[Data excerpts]

────────────────────────────────────────

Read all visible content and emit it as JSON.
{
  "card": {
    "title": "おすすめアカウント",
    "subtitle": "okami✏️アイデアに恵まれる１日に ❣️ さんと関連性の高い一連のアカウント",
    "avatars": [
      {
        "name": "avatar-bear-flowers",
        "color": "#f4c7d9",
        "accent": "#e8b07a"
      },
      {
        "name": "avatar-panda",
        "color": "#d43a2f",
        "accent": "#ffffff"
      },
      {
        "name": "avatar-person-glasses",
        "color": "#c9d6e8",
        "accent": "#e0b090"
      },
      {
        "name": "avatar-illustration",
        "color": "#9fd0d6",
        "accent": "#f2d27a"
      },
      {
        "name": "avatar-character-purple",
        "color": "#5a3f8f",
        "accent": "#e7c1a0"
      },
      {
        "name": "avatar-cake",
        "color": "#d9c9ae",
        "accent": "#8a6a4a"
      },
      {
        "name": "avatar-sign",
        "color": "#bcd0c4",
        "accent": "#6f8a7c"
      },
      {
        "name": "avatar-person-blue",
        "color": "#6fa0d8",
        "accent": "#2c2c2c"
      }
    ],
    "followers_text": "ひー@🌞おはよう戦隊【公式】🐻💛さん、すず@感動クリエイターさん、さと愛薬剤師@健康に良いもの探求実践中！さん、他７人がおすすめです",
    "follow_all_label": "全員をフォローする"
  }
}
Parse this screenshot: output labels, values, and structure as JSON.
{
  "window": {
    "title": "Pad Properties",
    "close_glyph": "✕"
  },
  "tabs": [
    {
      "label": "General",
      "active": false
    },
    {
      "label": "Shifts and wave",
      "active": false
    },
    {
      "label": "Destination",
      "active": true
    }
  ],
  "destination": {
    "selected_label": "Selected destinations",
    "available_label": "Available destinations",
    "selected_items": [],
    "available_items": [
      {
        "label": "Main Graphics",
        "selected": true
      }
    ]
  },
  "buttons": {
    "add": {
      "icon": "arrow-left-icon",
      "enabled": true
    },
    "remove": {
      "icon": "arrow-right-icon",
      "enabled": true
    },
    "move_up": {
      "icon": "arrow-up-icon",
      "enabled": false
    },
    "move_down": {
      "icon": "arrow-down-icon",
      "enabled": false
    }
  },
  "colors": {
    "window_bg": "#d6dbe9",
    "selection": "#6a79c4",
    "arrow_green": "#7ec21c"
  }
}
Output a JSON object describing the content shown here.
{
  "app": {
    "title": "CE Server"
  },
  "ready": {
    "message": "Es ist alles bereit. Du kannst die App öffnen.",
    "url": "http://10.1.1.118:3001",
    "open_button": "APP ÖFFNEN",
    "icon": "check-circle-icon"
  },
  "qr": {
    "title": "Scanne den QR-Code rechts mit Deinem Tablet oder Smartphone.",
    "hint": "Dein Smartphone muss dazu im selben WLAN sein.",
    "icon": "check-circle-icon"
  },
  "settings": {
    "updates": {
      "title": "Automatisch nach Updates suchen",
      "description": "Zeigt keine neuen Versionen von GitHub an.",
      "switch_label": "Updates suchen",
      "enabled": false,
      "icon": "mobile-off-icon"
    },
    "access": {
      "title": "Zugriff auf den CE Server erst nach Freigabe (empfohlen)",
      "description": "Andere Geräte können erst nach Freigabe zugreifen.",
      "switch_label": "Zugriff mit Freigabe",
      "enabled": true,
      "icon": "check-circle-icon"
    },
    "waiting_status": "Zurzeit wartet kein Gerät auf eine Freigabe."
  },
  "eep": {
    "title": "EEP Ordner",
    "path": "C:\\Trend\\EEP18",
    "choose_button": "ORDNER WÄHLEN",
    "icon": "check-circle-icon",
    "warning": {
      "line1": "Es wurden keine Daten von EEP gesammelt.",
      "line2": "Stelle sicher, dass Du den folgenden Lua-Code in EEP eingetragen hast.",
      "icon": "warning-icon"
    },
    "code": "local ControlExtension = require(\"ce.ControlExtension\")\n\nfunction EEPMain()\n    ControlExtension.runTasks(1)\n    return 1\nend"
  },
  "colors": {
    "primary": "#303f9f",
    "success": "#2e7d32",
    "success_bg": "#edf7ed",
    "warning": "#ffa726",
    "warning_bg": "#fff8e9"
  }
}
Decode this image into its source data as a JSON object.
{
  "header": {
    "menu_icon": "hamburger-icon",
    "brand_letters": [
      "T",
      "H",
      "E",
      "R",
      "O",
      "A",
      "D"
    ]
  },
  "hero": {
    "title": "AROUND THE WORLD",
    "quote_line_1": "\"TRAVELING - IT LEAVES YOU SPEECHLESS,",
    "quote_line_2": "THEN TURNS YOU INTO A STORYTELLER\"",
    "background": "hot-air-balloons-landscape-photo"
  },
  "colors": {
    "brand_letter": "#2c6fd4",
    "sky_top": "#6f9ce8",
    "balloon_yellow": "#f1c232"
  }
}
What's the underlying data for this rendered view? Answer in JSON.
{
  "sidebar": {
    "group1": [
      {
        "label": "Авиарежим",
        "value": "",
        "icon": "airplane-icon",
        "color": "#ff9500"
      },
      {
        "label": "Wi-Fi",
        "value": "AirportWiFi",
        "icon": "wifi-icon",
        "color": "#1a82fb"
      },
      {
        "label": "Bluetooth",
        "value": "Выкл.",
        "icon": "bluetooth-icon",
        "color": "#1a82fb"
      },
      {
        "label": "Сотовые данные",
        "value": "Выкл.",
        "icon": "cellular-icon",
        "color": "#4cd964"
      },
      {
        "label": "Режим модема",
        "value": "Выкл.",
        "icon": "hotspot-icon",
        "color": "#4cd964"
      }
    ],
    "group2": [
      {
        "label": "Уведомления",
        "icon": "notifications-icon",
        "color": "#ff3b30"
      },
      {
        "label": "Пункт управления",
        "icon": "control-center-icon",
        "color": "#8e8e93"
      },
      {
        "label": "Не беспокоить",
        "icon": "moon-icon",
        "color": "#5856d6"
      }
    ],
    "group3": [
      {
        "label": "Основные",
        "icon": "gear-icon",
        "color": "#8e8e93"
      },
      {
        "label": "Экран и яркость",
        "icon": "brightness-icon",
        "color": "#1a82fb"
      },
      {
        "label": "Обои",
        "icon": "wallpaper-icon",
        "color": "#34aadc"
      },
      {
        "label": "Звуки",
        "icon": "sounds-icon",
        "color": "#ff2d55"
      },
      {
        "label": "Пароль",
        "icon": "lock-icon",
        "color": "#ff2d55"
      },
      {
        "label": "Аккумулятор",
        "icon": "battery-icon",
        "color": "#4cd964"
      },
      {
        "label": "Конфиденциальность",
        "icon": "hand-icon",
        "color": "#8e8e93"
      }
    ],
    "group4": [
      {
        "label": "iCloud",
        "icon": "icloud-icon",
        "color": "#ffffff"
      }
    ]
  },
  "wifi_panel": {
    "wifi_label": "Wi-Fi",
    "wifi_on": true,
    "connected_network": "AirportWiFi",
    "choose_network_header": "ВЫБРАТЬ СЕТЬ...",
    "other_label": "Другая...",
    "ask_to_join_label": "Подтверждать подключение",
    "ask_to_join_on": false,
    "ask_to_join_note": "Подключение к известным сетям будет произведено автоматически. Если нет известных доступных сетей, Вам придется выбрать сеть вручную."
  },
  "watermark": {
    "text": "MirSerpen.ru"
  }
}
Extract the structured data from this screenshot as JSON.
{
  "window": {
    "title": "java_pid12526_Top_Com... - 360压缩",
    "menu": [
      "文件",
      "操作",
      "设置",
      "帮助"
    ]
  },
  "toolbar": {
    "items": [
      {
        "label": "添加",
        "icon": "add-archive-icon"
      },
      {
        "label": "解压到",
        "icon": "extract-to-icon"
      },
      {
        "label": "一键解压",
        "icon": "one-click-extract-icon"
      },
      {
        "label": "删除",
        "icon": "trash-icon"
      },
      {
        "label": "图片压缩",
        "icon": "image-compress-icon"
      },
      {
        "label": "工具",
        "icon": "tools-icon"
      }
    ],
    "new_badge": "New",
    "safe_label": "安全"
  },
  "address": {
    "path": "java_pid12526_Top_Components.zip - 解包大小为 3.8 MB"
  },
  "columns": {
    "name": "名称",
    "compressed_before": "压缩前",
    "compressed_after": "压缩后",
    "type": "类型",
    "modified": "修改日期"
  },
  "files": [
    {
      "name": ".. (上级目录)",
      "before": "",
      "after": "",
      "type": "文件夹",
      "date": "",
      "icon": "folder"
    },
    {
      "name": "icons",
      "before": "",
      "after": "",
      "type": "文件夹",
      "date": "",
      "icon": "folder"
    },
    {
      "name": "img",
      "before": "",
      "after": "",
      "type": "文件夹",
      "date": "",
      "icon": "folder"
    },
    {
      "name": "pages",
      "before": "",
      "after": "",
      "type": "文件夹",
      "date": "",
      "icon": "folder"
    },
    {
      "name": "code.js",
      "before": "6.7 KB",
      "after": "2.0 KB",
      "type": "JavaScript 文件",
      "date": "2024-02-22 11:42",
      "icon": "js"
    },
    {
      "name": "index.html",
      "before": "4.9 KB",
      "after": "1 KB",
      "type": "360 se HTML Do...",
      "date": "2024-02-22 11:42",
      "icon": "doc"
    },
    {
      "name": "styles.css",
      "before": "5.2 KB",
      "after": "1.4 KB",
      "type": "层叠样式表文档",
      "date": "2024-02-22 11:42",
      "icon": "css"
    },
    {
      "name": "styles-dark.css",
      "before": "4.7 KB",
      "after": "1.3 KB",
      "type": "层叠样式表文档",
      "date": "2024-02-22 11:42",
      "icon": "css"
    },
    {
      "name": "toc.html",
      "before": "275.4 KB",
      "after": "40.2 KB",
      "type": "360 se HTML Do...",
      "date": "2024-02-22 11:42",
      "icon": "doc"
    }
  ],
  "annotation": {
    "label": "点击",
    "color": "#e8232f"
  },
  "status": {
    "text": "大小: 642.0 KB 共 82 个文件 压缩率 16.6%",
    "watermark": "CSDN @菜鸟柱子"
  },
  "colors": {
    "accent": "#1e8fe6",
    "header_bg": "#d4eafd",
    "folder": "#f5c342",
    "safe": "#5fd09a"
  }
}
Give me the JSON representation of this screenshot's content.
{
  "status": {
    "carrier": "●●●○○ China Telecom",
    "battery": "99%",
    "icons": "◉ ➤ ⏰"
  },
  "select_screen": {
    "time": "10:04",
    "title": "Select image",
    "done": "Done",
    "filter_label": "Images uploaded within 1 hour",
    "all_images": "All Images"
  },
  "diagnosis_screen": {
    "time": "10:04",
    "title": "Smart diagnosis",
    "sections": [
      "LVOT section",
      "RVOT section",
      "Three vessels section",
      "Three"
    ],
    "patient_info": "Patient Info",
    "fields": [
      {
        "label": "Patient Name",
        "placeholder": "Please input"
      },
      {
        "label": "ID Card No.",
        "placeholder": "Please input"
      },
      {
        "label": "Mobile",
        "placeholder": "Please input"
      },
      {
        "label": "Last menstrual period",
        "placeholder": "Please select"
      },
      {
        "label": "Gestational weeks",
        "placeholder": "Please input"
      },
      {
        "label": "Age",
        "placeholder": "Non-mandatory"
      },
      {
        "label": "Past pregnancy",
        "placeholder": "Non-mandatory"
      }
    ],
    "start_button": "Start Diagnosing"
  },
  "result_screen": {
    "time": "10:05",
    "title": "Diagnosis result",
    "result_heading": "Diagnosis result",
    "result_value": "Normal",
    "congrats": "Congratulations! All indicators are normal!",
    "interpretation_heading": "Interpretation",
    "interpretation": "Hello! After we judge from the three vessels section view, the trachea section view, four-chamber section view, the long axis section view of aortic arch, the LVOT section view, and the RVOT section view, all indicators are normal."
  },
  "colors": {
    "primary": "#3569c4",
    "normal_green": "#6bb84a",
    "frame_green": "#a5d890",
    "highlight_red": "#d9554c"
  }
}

────────────────────────────────────────

◆ **The request**: Pull out every line above that holds the word "this".

◆ **Correct answer**:
Parse this screenshot: output labels, values, and structure as JSON.
Decode this image into its source data as a JSON object.
What's the underlying data for this rendered view? Answer in JSON.
Extract the structured data from this screenshot as JSON.
Give me the JSON representation of this screenshot's content.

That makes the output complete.